* **What the exercise asks**
Search the entries for the word "soat" and pull out each line that has it.

--- Start Given entries ---

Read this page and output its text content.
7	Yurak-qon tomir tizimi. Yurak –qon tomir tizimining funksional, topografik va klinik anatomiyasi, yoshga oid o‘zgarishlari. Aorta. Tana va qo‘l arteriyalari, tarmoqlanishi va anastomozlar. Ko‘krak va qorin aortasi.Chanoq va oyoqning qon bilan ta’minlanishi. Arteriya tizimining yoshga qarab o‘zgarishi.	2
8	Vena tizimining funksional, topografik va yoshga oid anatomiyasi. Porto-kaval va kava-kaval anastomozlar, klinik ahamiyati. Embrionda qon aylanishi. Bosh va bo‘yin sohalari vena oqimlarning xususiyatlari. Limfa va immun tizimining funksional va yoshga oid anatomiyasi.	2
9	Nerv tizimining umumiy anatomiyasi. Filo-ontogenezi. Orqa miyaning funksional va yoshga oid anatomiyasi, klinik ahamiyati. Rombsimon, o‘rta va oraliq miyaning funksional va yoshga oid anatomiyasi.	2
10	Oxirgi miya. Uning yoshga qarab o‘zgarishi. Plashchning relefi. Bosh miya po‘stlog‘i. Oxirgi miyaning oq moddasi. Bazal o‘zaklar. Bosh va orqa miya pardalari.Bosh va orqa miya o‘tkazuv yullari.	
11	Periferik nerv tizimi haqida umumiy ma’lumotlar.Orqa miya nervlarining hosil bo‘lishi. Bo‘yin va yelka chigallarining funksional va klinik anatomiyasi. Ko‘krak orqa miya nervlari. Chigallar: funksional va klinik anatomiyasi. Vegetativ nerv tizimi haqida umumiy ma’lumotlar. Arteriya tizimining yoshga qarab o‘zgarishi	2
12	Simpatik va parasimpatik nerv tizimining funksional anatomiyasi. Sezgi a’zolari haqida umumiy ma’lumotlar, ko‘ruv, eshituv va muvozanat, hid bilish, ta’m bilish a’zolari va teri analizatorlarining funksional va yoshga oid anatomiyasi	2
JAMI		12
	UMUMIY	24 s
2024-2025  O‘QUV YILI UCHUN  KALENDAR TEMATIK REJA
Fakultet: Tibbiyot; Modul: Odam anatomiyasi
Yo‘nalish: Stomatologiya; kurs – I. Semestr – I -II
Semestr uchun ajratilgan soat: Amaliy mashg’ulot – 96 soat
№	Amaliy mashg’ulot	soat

--- End Given entries ---

* **The output**
Semestr uchun ajratilgan soat: Amaliy mashg’ulot – 96 soat
№	Amaliy mashg’ulot	soat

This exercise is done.